Dataset entries:

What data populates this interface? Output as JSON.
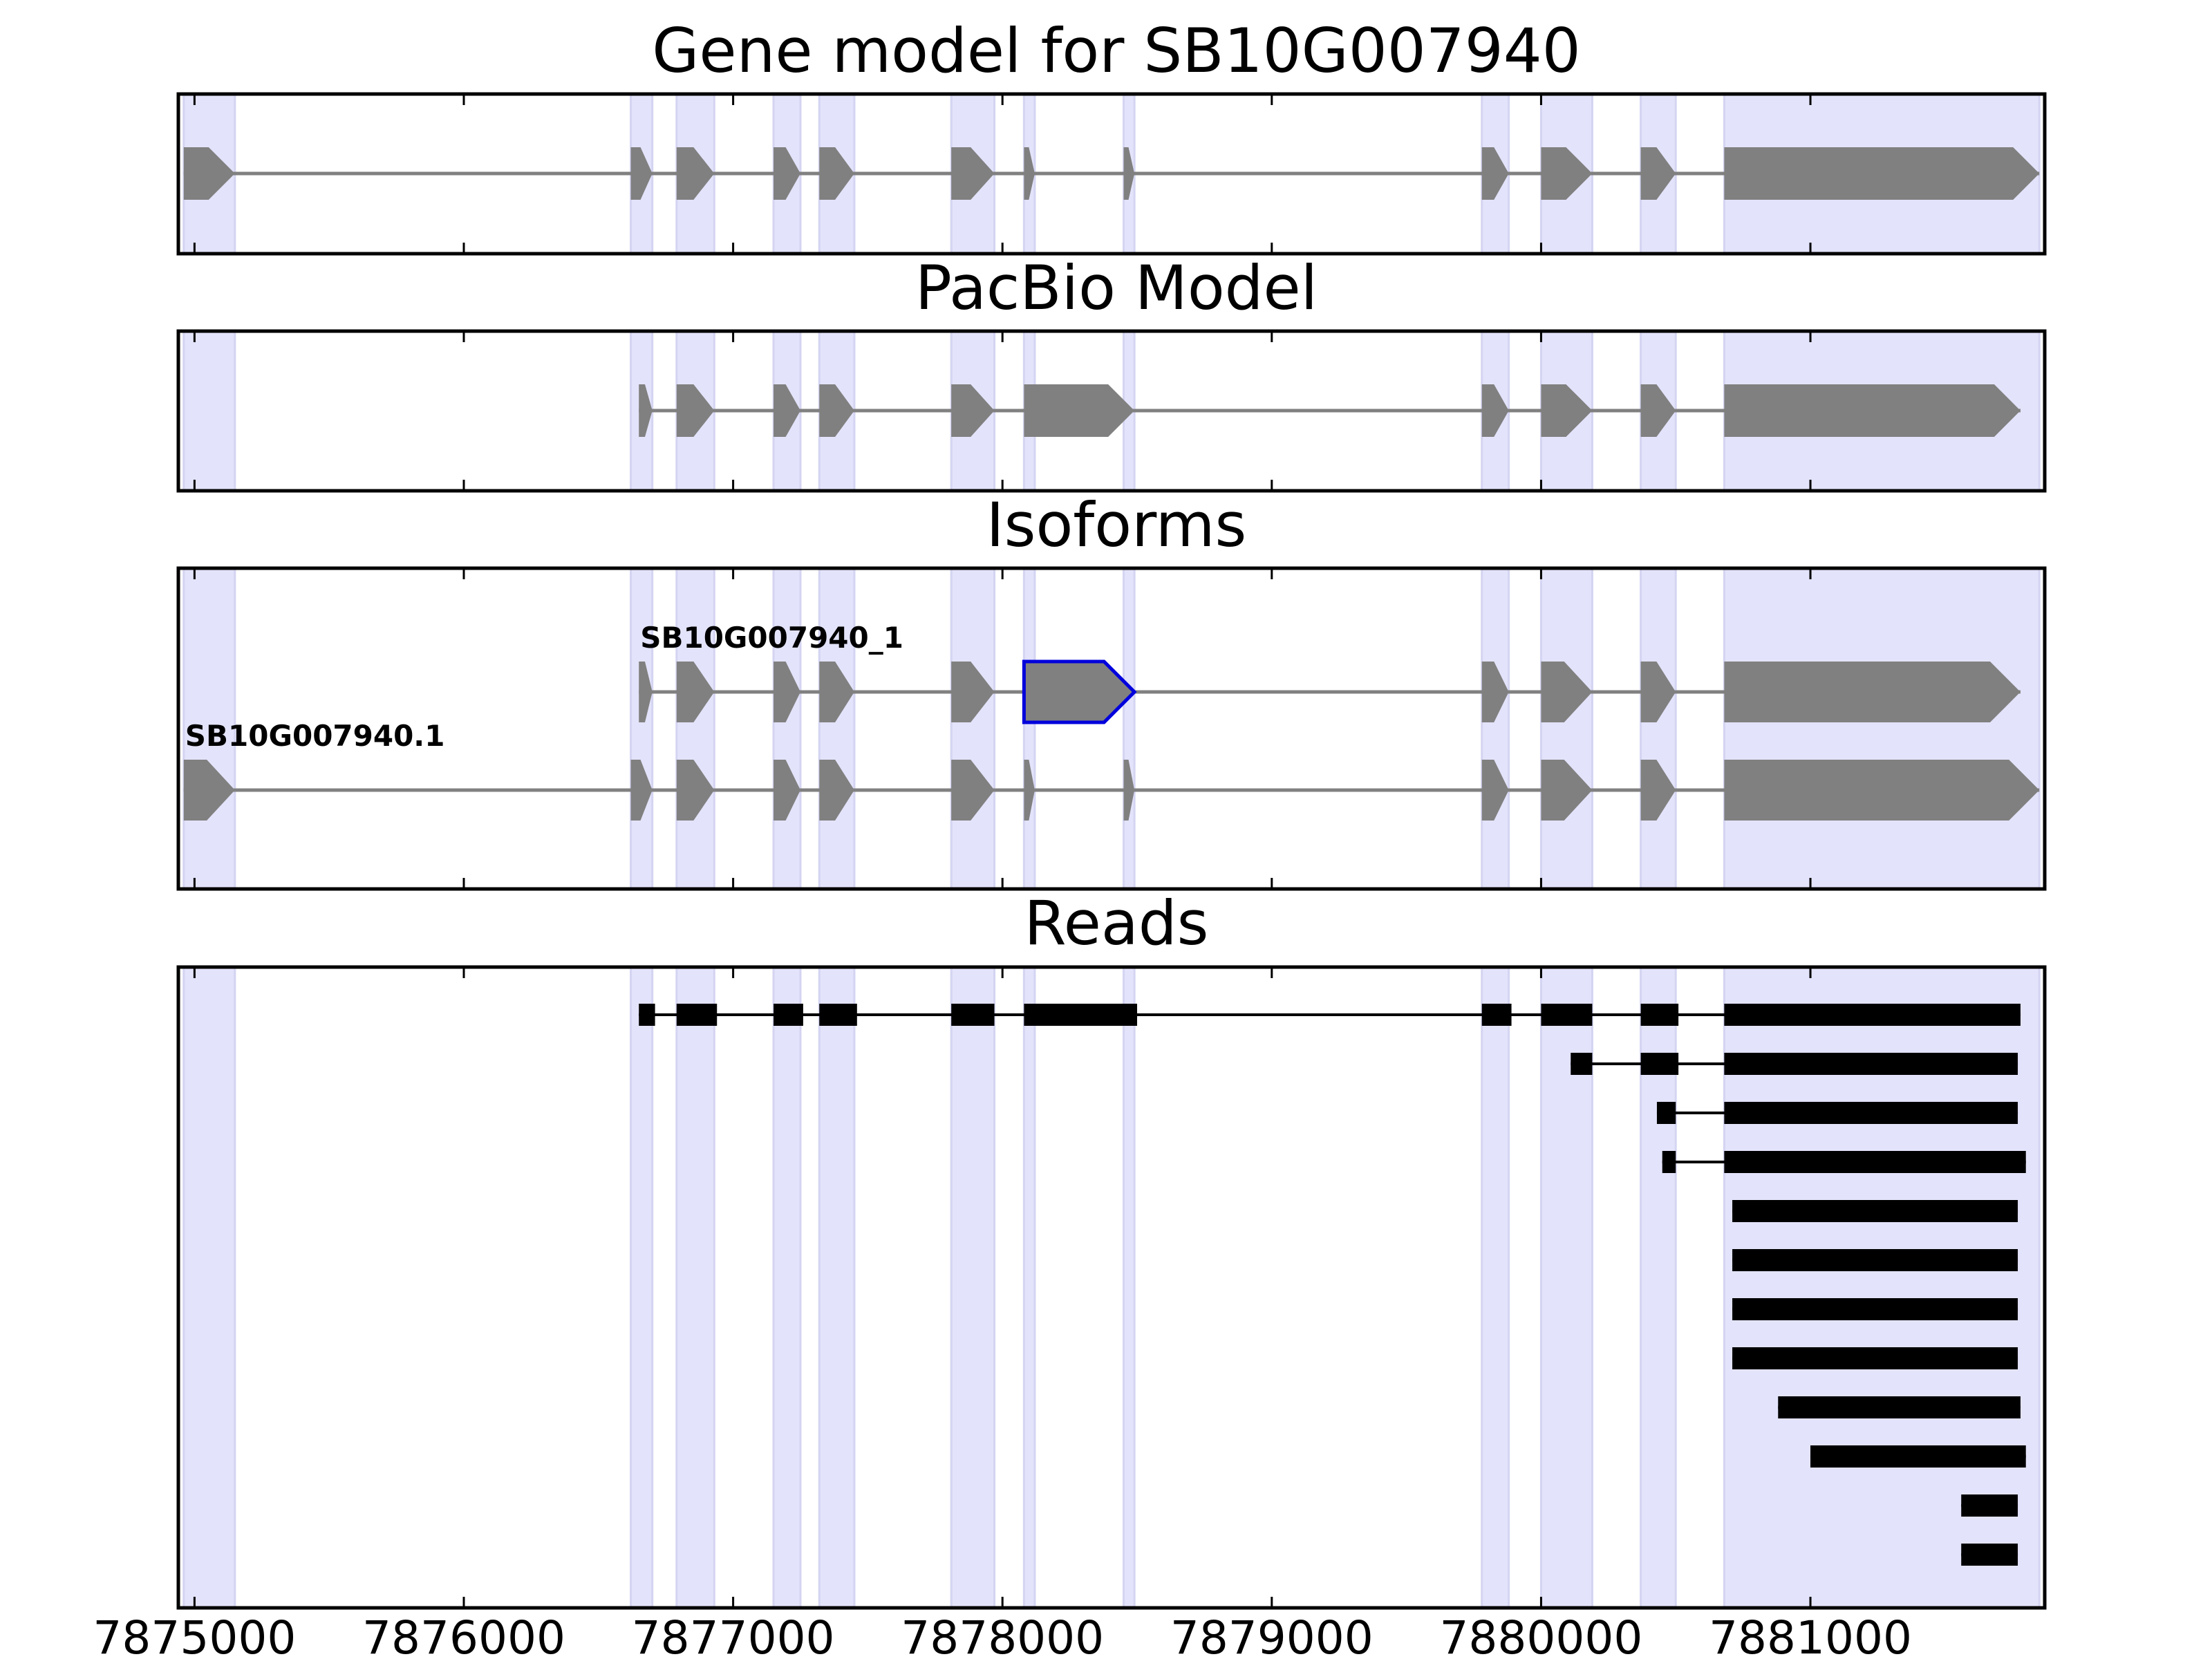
{
  "colors": {
    "exon_band": "#e3e3fb",
    "exon_band_edge": "#d4d4f2",
    "feature_fill": "#808080",
    "intron_line": "#808080",
    "read_fill": "#000000",
    "highlight_outline": "#0000dd",
    "frame": "#000000"
  },
  "chart_data": {
    "type": "gene-structure",
    "x_range": [
      7874940,
      7881870
    ],
    "x_ticks": [
      {
        "value": 7875000,
        "label": "7875000"
      },
      {
        "value": 7876000,
        "label": "7876000"
      },
      {
        "value": 7877000,
        "label": "7877000"
      },
      {
        "value": 7878000,
        "label": "7878000"
      },
      {
        "value": 7879000,
        "label": "7879000"
      },
      {
        "value": 7880000,
        "label": "7880000"
      },
      {
        "value": 7881000,
        "label": "7881000"
      }
    ],
    "exon_bands": [
      [
        7874960,
        7875150
      ],
      [
        7876620,
        7876700
      ],
      [
        7876790,
        7876930
      ],
      [
        7877150,
        7877250
      ],
      [
        7877320,
        7877450
      ],
      [
        7877810,
        7877970
      ],
      [
        7878080,
        7878120
      ],
      [
        7878450,
        7878490
      ],
      [
        7879780,
        7879880
      ],
      [
        7880000,
        7880190
      ],
      [
        7880370,
        7880500
      ],
      [
        7880680,
        7881850
      ]
    ],
    "panels": [
      {
        "title": "Gene model for SB10G007940",
        "kind": "gene",
        "strand": "+",
        "tracks": [
          {
            "label": "",
            "highlight_exon": null,
            "exons": [
              [
                7874960,
                7875150
              ],
              [
                7876620,
                7876700
              ],
              [
                7876790,
                7876930
              ],
              [
                7877150,
                7877250
              ],
              [
                7877320,
                7877450
              ],
              [
                7877810,
                7877970
              ],
              [
                7878080,
                7878120
              ],
              [
                7878450,
                7878490
              ],
              [
                7879780,
                7879880
              ],
              [
                7880000,
                7880190
              ],
              [
                7880370,
                7880500
              ],
              [
                7880680,
                7881850
              ]
            ]
          }
        ]
      },
      {
        "title": "PacBio Model",
        "kind": "gene",
        "strand": "+",
        "tracks": [
          {
            "label": "",
            "highlight_exon": null,
            "exons": [
              [
                7876650,
                7876700
              ],
              [
                7876790,
                7876930
              ],
              [
                7877150,
                7877250
              ],
              [
                7877320,
                7877450
              ],
              [
                7877810,
                7877970
              ],
              [
                7878080,
                7878490
              ],
              [
                7879780,
                7879880
              ],
              [
                7880000,
                7880190
              ],
              [
                7880370,
                7880500
              ],
              [
                7880680,
                7881780
              ]
            ]
          }
        ]
      },
      {
        "title": "Isoforms",
        "kind": "gene",
        "strand": "+",
        "tracks": [
          {
            "label": "SB10G007940_1",
            "highlight_exon": 5,
            "exons": [
              [
                7876650,
                7876700
              ],
              [
                7876790,
                7876930
              ],
              [
                7877150,
                7877250
              ],
              [
                7877320,
                7877450
              ],
              [
                7877810,
                7877970
              ],
              [
                7878080,
                7878490
              ],
              [
                7879780,
                7879880
              ],
              [
                7880000,
                7880190
              ],
              [
                7880370,
                7880500
              ],
              [
                7880680,
                7881780
              ]
            ]
          },
          {
            "label": "SB10G007940.1",
            "highlight_exon": null,
            "exons": [
              [
                7874960,
                7875150
              ],
              [
                7876620,
                7876700
              ],
              [
                7876790,
                7876930
              ],
              [
                7877150,
                7877250
              ],
              [
                7877320,
                7877450
              ],
              [
                7877810,
                7877970
              ],
              [
                7878080,
                7878120
              ],
              [
                7878450,
                7878490
              ],
              [
                7879780,
                7879880
              ],
              [
                7880000,
                7880190
              ],
              [
                7880370,
                7880500
              ],
              [
                7880680,
                7881850
              ]
            ]
          }
        ]
      },
      {
        "title": "Reads",
        "kind": "reads",
        "tracks": [
          {
            "exons": [
              [
                7876650,
                7876710
              ],
              [
                7876790,
                7876940
              ],
              [
                7877150,
                7877260
              ],
              [
                7877320,
                7877460
              ],
              [
                7877810,
                7877970
              ],
              [
                7878080,
                7878500
              ],
              [
                7879780,
                7879890
              ],
              [
                7880000,
                7880190
              ],
              [
                7880370,
                7880510
              ],
              [
                7880680,
                7881780
              ]
            ]
          },
          {
            "exons": [
              [
                7880110,
                7880190
              ],
              [
                7880370,
                7880510
              ],
              [
                7880680,
                7881770
              ]
            ]
          },
          {
            "exons": [
              [
                7880430,
                7880500
              ],
              [
                7880680,
                7881770
              ]
            ]
          },
          {
            "exons": [
              [
                7880450,
                7880500
              ],
              [
                7880680,
                7881800
              ]
            ]
          },
          {
            "exons": [
              [
                7880710,
                7881770
              ]
            ]
          },
          {
            "exons": [
              [
                7880710,
                7881770
              ]
            ]
          },
          {
            "exons": [
              [
                7880710,
                7881770
              ]
            ]
          },
          {
            "exons": [
              [
                7880710,
                7881770
              ]
            ]
          },
          {
            "exons": [
              [
                7880880,
                7881780
              ]
            ]
          },
          {
            "exons": [
              [
                7881000,
                7881800
              ]
            ]
          },
          {
            "exons": [
              [
                7881560,
                7881770
              ]
            ]
          },
          {
            "exons": [
              [
                7881560,
                7881770
              ]
            ]
          }
        ]
      }
    ]
  }
}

** Exercise instructions **
Print all entries exactly. The images do not belong in the copy.

** Complete answer **
What data populates this interface? Output as JSON.
{
  "colors": {
    "exon_band": "#e3e3fb",
    "exon_band_edge": "#d4d4f2",
    "feature_fill": "#808080",
    "intron_line": "#808080",
    "read_fill": "#000000",
    "highlight_outline": "#0000dd",
    "frame": "#000000"
  },
  "chart_data": {
    "type": "gene-structure",
    "x_range": [
      7874940,
      7881870
    ],
    "x_ticks": [
      {
        "value": 7875000,
        "label": "7875000"
      },
      {
        "value": 7876000,
        "label": "7876000"
      },
      {
        "value": 7877000,
        "label": "7877000"
      },
      {
        "value": 7878000,
        "label": "7878000"
      },
      {
        "value": 7879000,
        "label": "7879000"
      },
      {
        "value": 7880000,
        "label": "7880000"
      },
      {
        "value": 7881000,
        "label": "7881000"
      }
    ],
    "exon_bands": [
      [
        7874960,
        7875150
      ],
      [
        7876620,
        7876700
      ],
      [
        7876790,
        7876930
      ],
      [
        7877150,
        7877250
      ],
      [
        7877320,
        7877450
      ],
      [
        7877810,
        7877970
      ],
      [
        7878080,
        7878120
      ],
      [
        7878450,
        7878490
      ],
      [
        7879780,
        7879880
      ],
      [
        7880000,
        7880190
      ],
      [
        7880370,
        7880500
      ],
      [
        7880680,
        7881850
      ]
    ],
    "panels": [
      {
        "title": "Gene model for SB10G007940",
        "kind": "gene",
        "strand": "+",
        "tracks": [
          {
            "label": "",
            "highlight_exon": null,
            "exons": [
              [
                7874960,
                7875150
              ],
              [
                7876620,
                7876700
              ],
              [
                7876790,
                7876930
              ],
              [
                7877150,
                7877250
              ],
              [
                7877320,
                7877450
              ],
              [
                7877810,
                7877970
              ],
              [
                7878080,
                7878120
              ],
              [
                7878450,
                7878490
              ],
              [
                7879780,
                7879880
              ],
              [
                7880000,
                7880190
              ],
              [
                7880370,
                7880500
              ],
              [
                7880680,
                7881850
              ]
            ]
          }
        ]
      },
      {
        "title": "PacBio Model",
        "kind": "gene",
        "strand": "+",
        "tracks": [
          {
            "label": "",
            "highlight_exon": null,
            "exons": [
              [
                7876650,
                7876700
              ],
              [
                7876790,
                7876930
              ],
              [
                7877150,
                7877250
              ],
              [
                7877320,
                7877450
              ],
              [
                7877810,
                7877970
              ],
              [
                7878080,
                7878490
              ],
              [
                7879780,
                7879880
              ],
              [
                7880000,
                7880190
              ],
              [
                7880370,
                7880500
              ],
              [
                7880680,
                7881780
              ]
            ]
          }
        ]
      },
      {
        "title": "Isoforms",
        "kind": "gene",
        "strand": "+",
        "tracks": [
          {
            "label": "SB10G007940_1",
            "highlight_exon": 5,
            "exons": [
              [
                7876650,
                7876700
              ],
              [
                7876790,
                7876930
              ],
              [
                7877150,
                7877250
              ],
              [
                7877320,
                7877450
              ],
              [
                7877810,
                7877970
              ],
              [
                7878080,
                7878490
              ],
              [
                7879780,
                7879880
              ],
              [
                7880000,
                7880190
              ],
              [
                7880370,
                7880500
              ],
              [
                7880680,
                7881780
              ]
            ]
          },
          {
            "label": "SB10G007940.1",
            "highlight_exon": null,
            "exons": [
              [
                7874960,
                7875150
              ],
              [
                7876620,
                7876700
              ],
              [
                7876790,
                7876930
              ],
              [
                7877150,
                7877250
              ],
              [
                7877320,
                7877450
              ],
              [
                7877810,
                7877970
              ],
              [
                7878080,
                7878120
              ],
              [
                7878450,
                7878490
              ],
              [
                7879780,
                7879880
              ],
              [
                7880000,
                7880190
              ],
              [
                7880370,
                7880500
              ],
              [
                7880680,
                7881850
              ]
            ]
          }
        ]
      },
      {
        "title": "Reads",
        "kind": "reads",
        "tracks": [
          {
            "exons": [
              [
                7876650,
                7876710
              ],
              [
                7876790,
                7876940
              ],
              [
                7877150,
                7877260
              ],
              [
                7877320,
                7877460
              ],
              [
                7877810,
                7877970
              ],
              [
                7878080,
                7878500
              ],
              [
                7879780,
                7879890
              ],
              [
                7880000,
                7880190
              ],
              [
                7880370,
                7880510
              ],
              [
                7880680,
                7881780
              ]
            ]
          },
          {
            "exons": [
              [
                7880110,
                7880190
              ],
              [
                7880370,
                7880510
              ],
              [
                7880680,
                7881770
              ]
            ]
          },
          {
            "exons": [
              [
                7880430,
                7880500
              ],
              [
                7880680,
                7881770
              ]
            ]
          },
          {
            "exons": [
              [
                7880450,
                7880500
              ],
              [
                7880680,
                7881800
              ]
            ]
          },
          {
            "exons": [
              [
                7880710,
                7881770
              ]
            ]
          },
          {
            "exons": [
              [
                7880710,
                7881770
              ]
            ]
          },
          {
            "exons": [
              [
                7880710,
                7881770
              ]
            ]
          },
          {
            "exons": [
              [
                7880710,
                7881770
              ]
            ]
          },
          {
            "exons": [
              [
                7880880,
                7881780
              ]
            ]
          },
          {
            "exons": [
              [
                7881000,
                7881800
              ]
            ]
          },
          {
            "exons": [
              [
                7881560,
                7881770
              ]
            ]
          },
          {
            "exons": [
              [
                7881560,
                7881770
              ]
            ]
          }
        ]
      }
    ]
  }
}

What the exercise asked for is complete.